• [Your instructions]: Send back the records in full, character for character.

· · · ·

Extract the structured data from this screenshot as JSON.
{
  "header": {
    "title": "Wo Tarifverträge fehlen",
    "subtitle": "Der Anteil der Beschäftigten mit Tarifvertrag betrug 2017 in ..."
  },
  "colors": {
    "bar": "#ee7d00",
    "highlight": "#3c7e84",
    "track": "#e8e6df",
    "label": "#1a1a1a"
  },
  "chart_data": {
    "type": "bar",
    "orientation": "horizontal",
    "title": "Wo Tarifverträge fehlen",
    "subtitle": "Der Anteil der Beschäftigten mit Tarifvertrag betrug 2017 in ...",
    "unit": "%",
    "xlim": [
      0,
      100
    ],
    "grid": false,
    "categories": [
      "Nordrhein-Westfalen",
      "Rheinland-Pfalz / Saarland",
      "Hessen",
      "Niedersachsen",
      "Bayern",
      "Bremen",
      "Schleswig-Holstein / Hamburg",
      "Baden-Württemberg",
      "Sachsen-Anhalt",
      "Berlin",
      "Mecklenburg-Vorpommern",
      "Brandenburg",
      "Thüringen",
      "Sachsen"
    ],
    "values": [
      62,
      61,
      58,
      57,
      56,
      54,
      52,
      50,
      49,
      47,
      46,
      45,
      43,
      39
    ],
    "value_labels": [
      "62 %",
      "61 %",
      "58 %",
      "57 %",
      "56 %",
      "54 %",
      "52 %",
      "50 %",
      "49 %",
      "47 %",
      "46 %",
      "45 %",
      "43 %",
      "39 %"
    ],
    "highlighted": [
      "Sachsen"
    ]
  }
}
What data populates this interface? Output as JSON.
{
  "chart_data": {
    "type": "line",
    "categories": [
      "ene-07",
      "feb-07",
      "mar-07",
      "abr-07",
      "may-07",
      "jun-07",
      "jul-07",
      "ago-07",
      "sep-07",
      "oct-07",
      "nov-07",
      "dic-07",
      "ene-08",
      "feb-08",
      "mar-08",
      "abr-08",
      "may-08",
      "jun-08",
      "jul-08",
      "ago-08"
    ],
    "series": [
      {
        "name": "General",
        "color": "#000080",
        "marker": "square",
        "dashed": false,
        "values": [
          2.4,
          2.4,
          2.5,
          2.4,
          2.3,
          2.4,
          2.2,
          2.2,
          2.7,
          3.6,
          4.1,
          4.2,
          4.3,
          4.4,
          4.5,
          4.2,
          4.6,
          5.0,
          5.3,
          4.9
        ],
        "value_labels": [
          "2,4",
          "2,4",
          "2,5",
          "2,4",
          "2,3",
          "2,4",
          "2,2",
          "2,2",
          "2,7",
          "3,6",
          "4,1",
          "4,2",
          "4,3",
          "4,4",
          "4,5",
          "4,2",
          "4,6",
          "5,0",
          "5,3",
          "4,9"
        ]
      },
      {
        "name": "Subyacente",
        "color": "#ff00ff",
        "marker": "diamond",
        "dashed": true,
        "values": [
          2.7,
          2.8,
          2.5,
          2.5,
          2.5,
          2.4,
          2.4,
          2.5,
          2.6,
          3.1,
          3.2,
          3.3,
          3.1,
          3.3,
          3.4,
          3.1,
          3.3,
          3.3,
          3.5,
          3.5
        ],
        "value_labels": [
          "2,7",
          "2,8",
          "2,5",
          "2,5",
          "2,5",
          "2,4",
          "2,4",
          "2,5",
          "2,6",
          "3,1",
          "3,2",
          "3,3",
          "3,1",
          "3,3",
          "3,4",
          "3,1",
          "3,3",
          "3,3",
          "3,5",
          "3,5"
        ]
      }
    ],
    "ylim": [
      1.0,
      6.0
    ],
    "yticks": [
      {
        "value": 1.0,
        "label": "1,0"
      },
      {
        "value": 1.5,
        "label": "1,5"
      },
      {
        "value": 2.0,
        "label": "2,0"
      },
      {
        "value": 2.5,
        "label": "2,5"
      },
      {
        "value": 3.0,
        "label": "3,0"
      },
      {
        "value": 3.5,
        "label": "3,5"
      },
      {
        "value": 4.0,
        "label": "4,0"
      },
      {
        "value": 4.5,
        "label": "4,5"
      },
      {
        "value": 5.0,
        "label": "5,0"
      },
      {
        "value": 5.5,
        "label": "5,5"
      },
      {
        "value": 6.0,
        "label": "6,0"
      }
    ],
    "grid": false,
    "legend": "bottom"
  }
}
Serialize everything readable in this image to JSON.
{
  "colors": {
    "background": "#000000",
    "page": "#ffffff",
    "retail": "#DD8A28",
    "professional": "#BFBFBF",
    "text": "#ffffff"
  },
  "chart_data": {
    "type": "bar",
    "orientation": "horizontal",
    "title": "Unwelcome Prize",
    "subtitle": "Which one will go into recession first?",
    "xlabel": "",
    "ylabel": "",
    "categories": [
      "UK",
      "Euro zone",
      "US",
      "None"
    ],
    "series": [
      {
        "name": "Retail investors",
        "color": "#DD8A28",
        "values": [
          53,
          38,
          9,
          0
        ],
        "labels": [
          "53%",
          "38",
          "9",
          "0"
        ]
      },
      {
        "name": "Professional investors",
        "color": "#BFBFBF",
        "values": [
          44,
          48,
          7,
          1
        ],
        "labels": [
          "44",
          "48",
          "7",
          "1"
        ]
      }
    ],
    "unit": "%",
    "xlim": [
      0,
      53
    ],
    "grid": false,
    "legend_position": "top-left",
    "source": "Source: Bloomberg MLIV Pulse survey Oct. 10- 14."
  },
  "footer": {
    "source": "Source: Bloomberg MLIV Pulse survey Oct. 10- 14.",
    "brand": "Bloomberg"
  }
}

· · · ·

• [Solution for this task]:
Extract the structured data from this screenshot as JSON.
{
  "header": {
    "title": "Wo Tarifverträge fehlen",
    "subtitle": "Der Anteil der Beschäftigten mit Tarifvertrag betrug 2017 in ..."
  },
  "colors": {
    "bar": "#ee7d00",
    "highlight": "#3c7e84",
    "track": "#e8e6df",
    "label": "#1a1a1a"
  },
  "chart_data": {
    "type": "bar",
    "orientation": "horizontal",
    "title": "Wo Tarifverträge fehlen",
    "subtitle": "Der Anteil der Beschäftigten mit Tarifvertrag betrug 2017 in ...",
    "unit": "%",
    "xlim": [
      0,
      100
    ],
    "grid": false,
    "categories": [
      "Nordrhein-Westfalen",
      "Rheinland-Pfalz / Saarland",
      "Hessen",
      "Niedersachsen",
      "Bayern",
      "Bremen",
      "Schleswig-Holstein / Hamburg",
      "Baden-Württemberg",
      "Sachsen-Anhalt",
      "Berlin",
      "Mecklenburg-Vorpommern",
      "Brandenburg",
      "Thüringen",
      "Sachsen"
    ],
    "values": [
      62,
      61,
      58,
      57,
      56,
      54,
      52,
      50,
      49,
      47,
      46,
      45,
      43,
      39
    ],
    "value_labels": [
      "62 %",
      "61 %",
      "58 %",
      "57 %",
      "56 %",
      "54 %",
      "52 %",
      "50 %",
      "49 %",
      "47 %",
      "46 %",
      "45 %",
      "43 %",
      "39 %"
    ],
    "highlighted": [
      "Sachsen"
    ]
  }
}
What data populates this interface? Output as JSON.
{
  "chart_data": {
    "type": "line",
    "categories": [
      "ene-07",
      "feb-07",
      "mar-07",
      "abr-07",
      "may-07",
      "jun-07",
      "jul-07",
      "ago-07",
      "sep-07",
      "oct-07",
      "nov-07",
      "dic-07",
      "ene-08",
      "feb-08",
      "mar-08",
      "abr-08",
      "may-08",
      "jun-08",
      "jul-08",
      "ago-08"
    ],
    "series": [
      {
        "name": "General",
        "color": "#000080",
        "marker": "square",
        "dashed": false,
        "values": [
          2.4,
          2.4,
          2.5,
          2.4,
          2.3,
          2.4,
          2.2,
          2.2,
          2.7,
          3.6,
          4.1,
          4.2,
          4.3,
          4.4,
          4.5,
          4.2,
          4.6,
          5.0,
          5.3,
          4.9
        ],
        "value_labels": [
          "2,4",
          "2,4",
          "2,5",
          "2,4",
          "2,3",
          "2,4",
          "2,2",
          "2,2",
          "2,7",
          "3,6",
          "4,1",
          "4,2",
          "4,3",
          "4,4",
          "4,5",
          "4,2",
          "4,6",
          "5,0",
          "5,3",
          "4,9"
        ]
      },
      {
        "name": "Subyacente",
        "color": "#ff00ff",
        "marker": "diamond",
        "dashed": true,
        "values": [
          2.7,
          2.8,
          2.5,
          2.5,
          2.5,
          2.4,
          2.4,
          2.5,
          2.6,
          3.1,
          3.2,
          3.3,
          3.1,
          3.3,
          3.4,
          3.1,
          3.3,
          3.3,
          3.5,
          3.5
        ],
        "value_labels": [
          "2,7",
          "2,8",
          "2,5",
          "2,5",
          "2,5",
          "2,4",
          "2,4",
          "2,5",
          "2,6",
          "3,1",
          "3,2",
          "3,3",
          "3,1",
          "3,3",
          "3,4",
          "3,1",
          "3,3",
          "3,3",
          "3,5",
          "3,5"
        ]
      }
    ],
    "ylim": [
      1.0,
      6.0
    ],
    "yticks": [
      {
        "value": 1.0,
        "label": "1,0"
      },
      {
        "value": 1.5,
        "label": "1,5"
      },
      {
        "value": 2.0,
        "label": "2,0"
      },
      {
        "value": 2.5,
        "label": "2,5"
      },
      {
        "value": 3.0,
        "label": "3,0"
      },
      {
        "value": 3.5,
        "label": "3,5"
      },
      {
        "value": 4.0,
        "label": "4,0"
      },
      {
        "value": 4.5,
        "label": "4,5"
      },
      {
        "value": 5.0,
        "label": "5,0"
      },
      {
        "value": 5.5,
        "label": "5,5"
      },
      {
        "value": 6.0,
        "label": "6,0"
      }
    ],
    "grid": false,
    "legend": "bottom"
  }
}
Serialize everything readable in this image to JSON.
{
  "colors": {
    "background": "#000000",
    "page": "#ffffff",
    "retail": "#DD8A28",
    "professional": "#BFBFBF",
    "text": "#ffffff"
  },
  "chart_data": {
    "type": "bar",
    "orientation": "horizontal",
    "title": "Unwelcome Prize",
    "subtitle": "Which one will go into recession first?",
    "xlabel": "",
    "ylabel": "",
    "categories": [
      "UK",
      "Euro zone",
      "US",
      "None"
    ],
    "series": [
      {
        "name": "Retail investors",
        "color": "#DD8A28",
        "values": [
          53,
          38,
          9,
          0
        ],
        "labels": [
          "53%",
          "38",
          "9",
          "0"
        ]
      },
      {
        "name": "Professional investors",
        "color": "#BFBFBF",
        "values": [
          44,
          48,
          7,
          1
        ],
        "labels": [
          "44",
          "48",
          "7",
          "1"
        ]
      }
    ],
    "unit": "%",
    "xlim": [
      0,
      53
    ],
    "grid": false,
    "legend_position": "top-left",
    "source": "Source: Bloomberg MLIV Pulse survey Oct. 10- 14."
  },
  "footer": {
    "source": "Source: Bloomberg MLIV Pulse survey Oct. 10- 14.",
    "brand": "Bloomberg"
  }
}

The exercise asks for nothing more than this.